=== What you will do ===
All of the records below must be output exactly, with no pictures carried over.

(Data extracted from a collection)

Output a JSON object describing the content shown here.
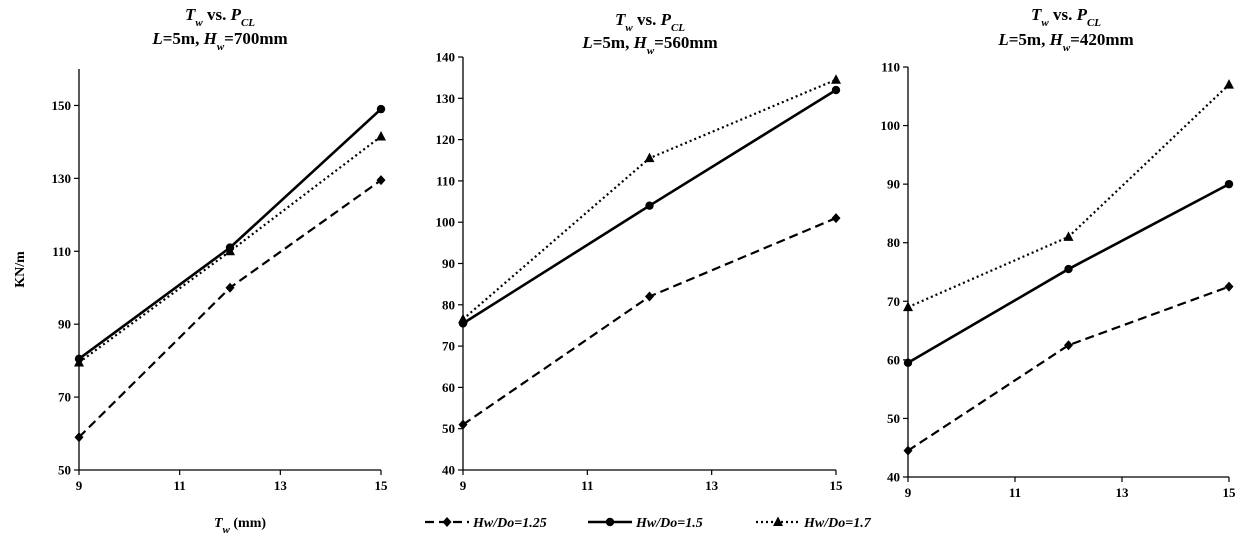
{
  "chart_data": [
    {
      "type": "line",
      "title_line1": [
        "T",
        "w",
        " vs. ",
        "P",
        "CL"
      ],
      "title_line2": [
        "L",
        "=5m, ",
        "H",
        "w",
        "=700mm"
      ],
      "xlabel": [
        "T",
        "w",
        " (mm)"
      ],
      "ylabel": "KN/m",
      "xlim": [
        9,
        15
      ],
      "ylim": [
        50,
        160
      ],
      "xticks": [
        9,
        11,
        13,
        15
      ],
      "yticks": [
        50,
        70,
        90,
        110,
        130,
        150
      ],
      "x": [
        9,
        12,
        15
      ],
      "series": [
        {
          "name": "Hw/Do=1.25",
          "style": "dashed",
          "marker": "diamond",
          "values": [
            59,
            100,
            129.5
          ]
        },
        {
          "name": "Hw/Do=1.5",
          "style": "solid",
          "marker": "circle",
          "values": [
            80.5,
            111,
            149
          ]
        },
        {
          "name": "Hw/Do=1.7",
          "style": "dotted",
          "marker": "triangle",
          "values": [
            79.5,
            110,
            141.5
          ]
        }
      ]
    },
    {
      "type": "line",
      "title_line1": [
        "T",
        "w",
        " vs. ",
        "P",
        "CL"
      ],
      "title_line2": [
        "L",
        "=5m, ",
        "H",
        "w",
        "=560mm"
      ],
      "xlim": [
        9,
        15
      ],
      "ylim": [
        40,
        140
      ],
      "xticks": [
        9,
        11,
        13,
        15
      ],
      "yticks": [
        40,
        50,
        60,
        70,
        80,
        90,
        100,
        110,
        120,
        130,
        140
      ],
      "x": [
        9,
        12,
        15
      ],
      "series": [
        {
          "name": "Hw/Do=1.25",
          "style": "dashed",
          "marker": "diamond",
          "values": [
            51,
            82,
            101
          ]
        },
        {
          "name": "Hw/Do=1.5",
          "style": "solid",
          "marker": "circle",
          "values": [
            75.5,
            104,
            132
          ]
        },
        {
          "name": "Hw/Do=1.7",
          "style": "dotted",
          "marker": "triangle",
          "values": [
            76.5,
            115.5,
            134.5
          ]
        }
      ]
    },
    {
      "type": "line",
      "title_line1": [
        "T",
        "w",
        " vs. ",
        "P",
        "CL"
      ],
      "title_line2": [
        "L",
        "=5m, ",
        "H",
        "w",
        "=420mm"
      ],
      "xlim": [
        9,
        15
      ],
      "ylim": [
        40,
        110
      ],
      "xticks": [
        9,
        11,
        13,
        15
      ],
      "yticks": [
        40,
        50,
        60,
        70,
        80,
        90,
        100,
        110
      ],
      "x": [
        9,
        12,
        15
      ],
      "series": [
        {
          "name": "Hw/Do=1.25",
          "style": "dashed",
          "marker": "diamond",
          "values": [
            44.5,
            62.5,
            72.5
          ]
        },
        {
          "name": "Hw/Do=1.5",
          "style": "solid",
          "marker": "circle",
          "values": [
            59.5,
            75.5,
            90
          ]
        },
        {
          "name": "Hw/Do=1.7",
          "style": "dotted",
          "marker": "triangle",
          "values": [
            69,
            81,
            107
          ]
        }
      ]
    }
  ],
  "legend": {
    "placement": "bottom-center",
    "items": [
      "Hw/Do=1.25",
      "Hw/Do=1.5",
      "Hw/Do=1.7"
    ]
  },
  "colors": {
    "line": "#000000",
    "axis": "#000000",
    "background": "#ffffff"
  }
}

=== The output ===
Output a JSON object describing the content shown here.
{
  "chart_data": [
    {
      "type": "line",
      "title_line1": [
        "T",
        "w",
        " vs. ",
        "P",
        "CL"
      ],
      "title_line2": [
        "L",
        "=5m, ",
        "H",
        "w",
        "=700mm"
      ],
      "xlabel": [
        "T",
        "w",
        " (mm)"
      ],
      "ylabel": "KN/m",
      "xlim": [
        9,
        15
      ],
      "ylim": [
        50,
        160
      ],
      "xticks": [
        9,
        11,
        13,
        15
      ],
      "yticks": [
        50,
        70,
        90,
        110,
        130,
        150
      ],
      "x": [
        9,
        12,
        15
      ],
      "series": [
        {
          "name": "Hw/Do=1.25",
          "style": "dashed",
          "marker": "diamond",
          "values": [
            59,
            100,
            129.5
          ]
        },
        {
          "name": "Hw/Do=1.5",
          "style": "solid",
          "marker": "circle",
          "values": [
            80.5,
            111,
            149
          ]
        },
        {
          "name": "Hw/Do=1.7",
          "style": "dotted",
          "marker": "triangle",
          "values": [
            79.5,
            110,
            141.5
          ]
        }
      ]
    },
    {
      "type": "line",
      "title_line1": [
        "T",
        "w",
        " vs. ",
        "P",
        "CL"
      ],
      "title_line2": [
        "L",
        "=5m, ",
        "H",
        "w",
        "=560mm"
      ],
      "xlim": [
        9,
        15
      ],
      "ylim": [
        40,
        140
      ],
      "xticks": [
        9,
        11,
        13,
        15
      ],
      "yticks": [
        40,
        50,
        60,
        70,
        80,
        90,
        100,
        110,
        120,
        130,
        140
      ],
      "x": [
        9,
        12,
        15
      ],
      "series": [
        {
          "name": "Hw/Do=1.25",
          "style": "dashed",
          "marker": "diamond",
          "values": [
            51,
            82,
            101
          ]
        },
        {
          "name": "Hw/Do=1.5",
          "style": "solid",
          "marker": "circle",
          "values": [
            75.5,
            104,
            132
          ]
        },
        {
          "name": "Hw/Do=1.7",
          "style": "dotted",
          "marker": "triangle",
          "values": [
            76.5,
            115.5,
            134.5
          ]
        }
      ]
    },
    {
      "type": "line",
      "title_line1": [
        "T",
        "w",
        " vs. ",
        "P",
        "CL"
      ],
      "title_line2": [
        "L",
        "=5m, ",
        "H",
        "w",
        "=420mm"
      ],
      "xlim": [
        9,
        15
      ],
      "ylim": [
        40,
        110
      ],
      "xticks": [
        9,
        11,
        13,
        15
      ],
      "yticks": [
        40,
        50,
        60,
        70,
        80,
        90,
        100,
        110
      ],
      "x": [
        9,
        12,
        15
      ],
      "series": [
        {
          "name": "Hw/Do=1.25",
          "style": "dashed",
          "marker": "diamond",
          "values": [
            44.5,
            62.5,
            72.5
          ]
        },
        {
          "name": "Hw/Do=1.5",
          "style": "solid",
          "marker": "circle",
          "values": [
            59.5,
            75.5,
            90
          ]
        },
        {
          "name": "Hw/Do=1.7",
          "style": "dotted",
          "marker": "triangle",
          "values": [
            69,
            81,
            107
          ]
        }
      ]
    }
  ],
  "legend": {
    "placement": "bottom-center",
    "items": [
      "Hw/Do=1.25",
      "Hw/Do=1.5",
      "Hw/Do=1.7"
    ]
  },
  "colors": {
    "line": "#000000",
    "axis": "#000000",
    "background": "#ffffff"
  }
}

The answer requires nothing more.